-- Request --
Pull every line that holds the word "長期時系列" from the entries.

(Entries from a dataset)
::::
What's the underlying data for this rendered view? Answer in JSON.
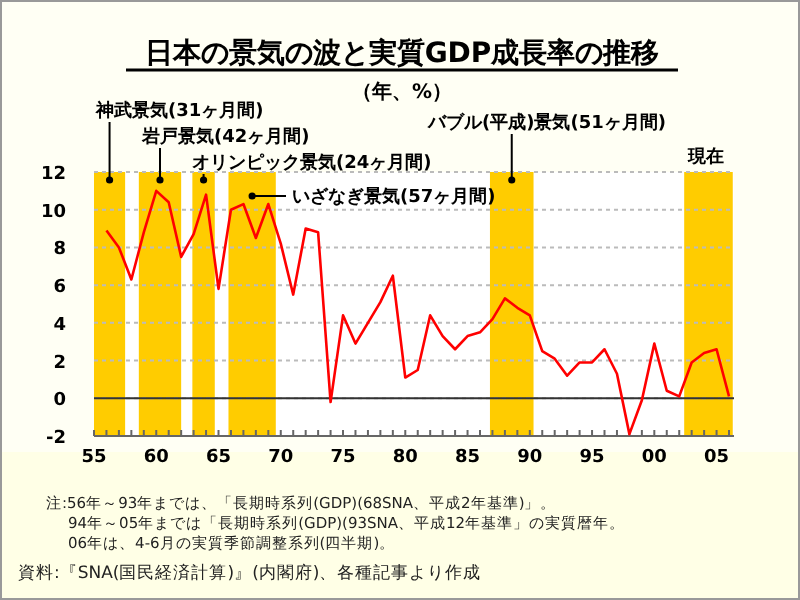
{
  "chart_data": {
    "type": "line",
    "title": "日本の景気の波と実質GDP成長率の推移",
    "subtitle": "（年、%）",
    "x": [
      1956,
      1957,
      1958,
      1959,
      1960,
      1961,
      1962,
      1963,
      1964,
      1965,
      1966,
      1967,
      1968,
      1969,
      1970,
      1971,
      1972,
      1973,
      1974,
      1975,
      1976,
      1977,
      1978,
      1979,
      1980,
      1981,
      1982,
      1983,
      1984,
      1985,
      1986,
      1987,
      1988,
      1989,
      1990,
      1991,
      1992,
      1993,
      1994,
      1995,
      1996,
      1997,
      1998,
      1999,
      2000,
      2001,
      2002,
      2003,
      2004,
      2005,
      2006
    ],
    "series": [
      {
        "color": "#ff0000",
        "values": [
          8.9,
          8.0,
          6.3,
          8.8,
          11.0,
          10.4,
          7.5,
          8.7,
          10.8,
          5.8,
          10.0,
          10.3,
          8.5,
          10.3,
          8.2,
          5.5,
          9.0,
          8.8,
          -0.2,
          4.4,
          2.9,
          4.0,
          5.1,
          6.5,
          1.1,
          1.5,
          4.4,
          3.3,
          2.6,
          3.3,
          3.5,
          4.2,
          5.3,
          4.8,
          4.4,
          2.5,
          2.1,
          1.2,
          1.9,
          1.9,
          2.6,
          1.3,
          -1.9,
          -0.1,
          2.9,
          0.4,
          0.1,
          1.9,
          2.4,
          2.6,
          0.1
        ]
      }
    ],
    "xlim": [
      1955,
      2006.4
    ],
    "xticks": [
      {
        "value": 1955,
        "label": "55"
      },
      {
        "value": 1956,
        "label": null
      },
      {
        "value": 1957,
        "label": null
      },
      {
        "value": 1958,
        "label": null
      },
      {
        "value": 1959,
        "label": null
      },
      {
        "value": 1960,
        "label": "60"
      },
      {
        "value": 1961,
        "label": null
      },
      {
        "value": 1962,
        "label": null
      },
      {
        "value": 1963,
        "label": null
      },
      {
        "value": 1964,
        "label": null
      },
      {
        "value": 1965,
        "label": "65"
      },
      {
        "value": 1966,
        "label": null
      },
      {
        "value": 1967,
        "label": null
      },
      {
        "value": 1968,
        "label": null
      },
      {
        "value": 1969,
        "label": null
      },
      {
        "value": 1970,
        "label": "70"
      },
      {
        "value": 1971,
        "label": null
      },
      {
        "value": 1972,
        "label": null
      },
      {
        "value": 1973,
        "label": null
      },
      {
        "value": 1974,
        "label": null
      },
      {
        "value": 1975,
        "label": "75"
      },
      {
        "value": 1976,
        "label": null
      },
      {
        "value": 1977,
        "label": null
      },
      {
        "value": 1978,
        "label": null
      },
      {
        "value": 1979,
        "label": null
      },
      {
        "value": 1980,
        "label": "80"
      },
      {
        "value": 1981,
        "label": null
      },
      {
        "value": 1982,
        "label": null
      },
      {
        "value": 1983,
        "label": null
      },
      {
        "value": 1984,
        "label": null
      },
      {
        "value": 1985,
        "label": "85"
      },
      {
        "value": 1986,
        "label": null
      },
      {
        "value": 1987,
        "label": null
      },
      {
        "value": 1988,
        "label": null
      },
      {
        "value": 1989,
        "label": null
      },
      {
        "value": 1990,
        "label": "90"
      },
      {
        "value": 1991,
        "label": null
      },
      {
        "value": 1992,
        "label": null
      },
      {
        "value": 1993,
        "label": null
      },
      {
        "value": 1994,
        "label": null
      },
      {
        "value": 1995,
        "label": "95"
      },
      {
        "value": 1996,
        "label": null
      },
      {
        "value": 1997,
        "label": null
      },
      {
        "value": 1998,
        "label": null
      },
      {
        "value": 1999,
        "label": null
      },
      {
        "value": 2000,
        "label": "00"
      },
      {
        "value": 2001,
        "label": null
      },
      {
        "value": 2002,
        "label": null
      },
      {
        "value": 2003,
        "label": null
      },
      {
        "value": 2004,
        "label": null
      },
      {
        "value": 2005,
        "label": "05"
      },
      {
        "value": 2006,
        "label": null
      }
    ],
    "ylim": [
      -2,
      12
    ],
    "yticks": [
      -2,
      0,
      2,
      4,
      6,
      8,
      10,
      12
    ],
    "grid": "y",
    "marker": "none",
    "line_style": "solid",
    "ref_lines": [
      {
        "axis": "y",
        "value": 0,
        "color": "#333333"
      }
    ],
    "bands": [
      {
        "axis": "x",
        "from": 1955,
        "to": 1957.5,
        "label": "神武景気(31ヶ月間)",
        "color": "#ffcc00"
      },
      {
        "axis": "x",
        "from": 1958.6,
        "to": 1962,
        "label": "岩戸景気(42ヶ月間)",
        "color": "#ffcc00"
      },
      {
        "axis": "x",
        "from": 1962.9,
        "to": 1964.7,
        "label": "オリンピック景気(24ヶ月間)",
        "color": "#ffcc00"
      },
      {
        "axis": "x",
        "from": 1965.8,
        "to": 1969.6,
        "label": "いざなぎ景気(57ヶ月間)",
        "color": "#ffcc00"
      },
      {
        "axis": "x",
        "from": 1986.8,
        "to": 1990.3,
        "label": "バブル(平成)景気(51ヶ月間)",
        "color": "#ffcc00"
      },
      {
        "axis": "x",
        "from": 2002.4,
        "to": 2006.3,
        "label": "現在",
        "color": "#ffcc00"
      }
    ],
    "annotations": [
      "注:56年～93年までは、「長期時系列(GDP)(68SNA、平成2年基準)」。",
      "94年～05年までは「長期時系列(GDP)(93SNA、平成12年基準」の実質暦年。",
      "06年は、4-6月の実質季節調整系列(四半期)。",
      "資料:『SNA(国民経済計算)』(内閣府)、各種記事より作成"
    ]
  }
}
::::
-- Expected answer --
      "注:56年～93年までは、「長期時系列(GDP)(68SNA、平成2年基準)」。",
      "94年～05年までは「長期時系列(GDP)(93SNA、平成12年基準」の実質暦年。",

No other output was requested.